## begin Data for this exercise

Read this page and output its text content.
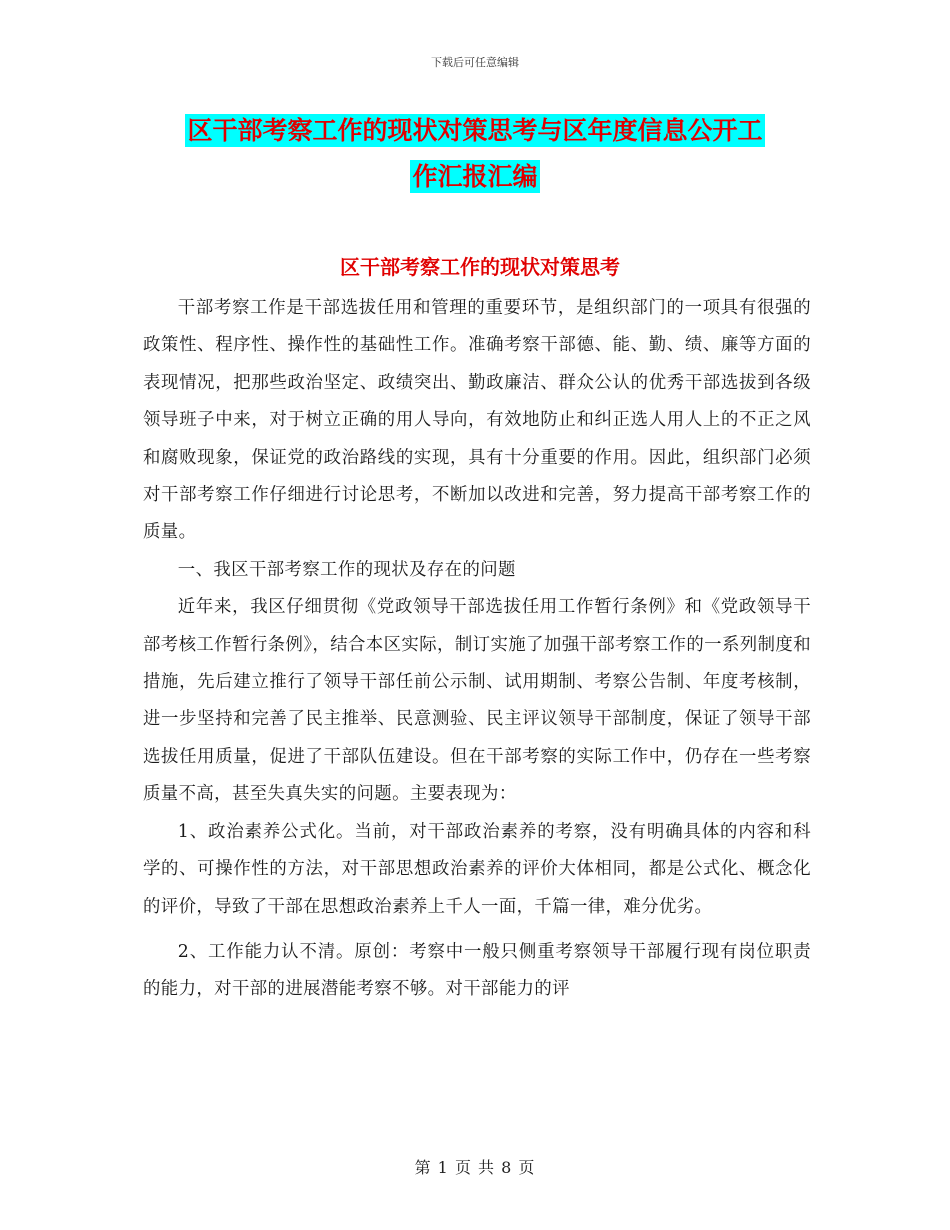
下载后可任意编辑
区干部考察工作的现状对策思考与区年度信息公开工
作汇报汇编
区干部考察工作的现状对策思考

干部考察工作是干部选拔任用和管理的重要环节，是组织部门的一项具有很强的政策性、程序性、操作性的基础性工作。准确考察干部德、能、勤、绩、廉等方面的表现情况，把那些政治坚定、政绩突出、勤政廉洁、群众公认的优秀干部选拔到各级领导班子中来，对于树立正确的用人导向，有效地防止和纠正选人用人上的不正之风和腐败现象，保证党的政治路线的实现，具有十分重要的作用。因此，组织部门必须对干部考察工作仔细进行讨论思考，不断加以改进和完善，努力提高干部考察工作的质量。

一、我区干部考察工作的现状及存在的问题

近年来，我区仔细贯彻《党政领导干部选拔任用工作暂行条例》和《党政领导干部考核工作暂行条例》，结合本区实际，制订实施了加强干部考察工作的一系列制度和措施，先后建立推行了领导干部任前公示制、试用期制、考察公告制、年度考核制，进一步坚持和完善了民主推举、民意测验、民主评议领导干部制度，保证了领导干部选拔任用质量，促进了干部队伍建设。但在干部考察的实际工作中，仍存在一些考察质量不高，甚至失真失实的问题。主要表现为：

1、政治素养公式化。当前，对干部政治素养的考察，没有明确具体的内容和科学的、可操作性的方法，对干部思想政治素养的评价大体相同，都是公式化、概念化的评价，导致了干部在思想政治素养上千人一面，千篇一律，难分优劣。

2、工作能力认不清。原创：考察中一般只侧重考察领导干部履行现有岗位职责的能力，对干部的进展潜能考察不够。对干部能力的评

第 1 页 共 8 页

## end Data for this exercise

## Given problem
Make an exact copy of every entry above, minus the images.

## Answer
Read this page and output its text content.
下载后可任意编辑
区干部考察工作的现状对策思考与区年度信息公开工
作汇报汇编
区干部考察工作的现状对策思考

干部考察工作是干部选拔任用和管理的重要环节，是组织部门的一项具有很强的政策性、程序性、操作性的基础性工作。准确考察干部德、能、勤、绩、廉等方面的表现情况，把那些政治坚定、政绩突出、勤政廉洁、群众公认的优秀干部选拔到各级领导班子中来，对于树立正确的用人导向，有效地防止和纠正选人用人上的不正之风和腐败现象，保证党的政治路线的实现，具有十分重要的作用。因此，组织部门必须对干部考察工作仔细进行讨论思考，不断加以改进和完善，努力提高干部考察工作的质量。

一、我区干部考察工作的现状及存在的问题

近年来，我区仔细贯彻《党政领导干部选拔任用工作暂行条例》和《党政领导干部考核工作暂行条例》，结合本区实际，制订实施了加强干部考察工作的一系列制度和措施，先后建立推行了领导干部任前公示制、试用期制、考察公告制、年度考核制，进一步坚持和完善了民主推举、民意测验、民主评议领导干部制度，保证了领导干部选拔任用质量，促进了干部队伍建设。但在干部考察的实际工作中，仍存在一些考察质量不高，甚至失真失实的问题。主要表现为：

1、政治素养公式化。当前，对干部政治素养的考察，没有明确具体的内容和科学的、可操作性的方法，对干部思想政治素养的评价大体相同，都是公式化、概念化的评价，导致了干部在思想政治素养上千人一面，千篇一律，难分优劣。

2、工作能力认不清。原创：考察中一般只侧重考察领导干部履行现有岗位职责的能力，对干部的进展潜能考察不够。对干部能力的评

第 1 页 共 8 页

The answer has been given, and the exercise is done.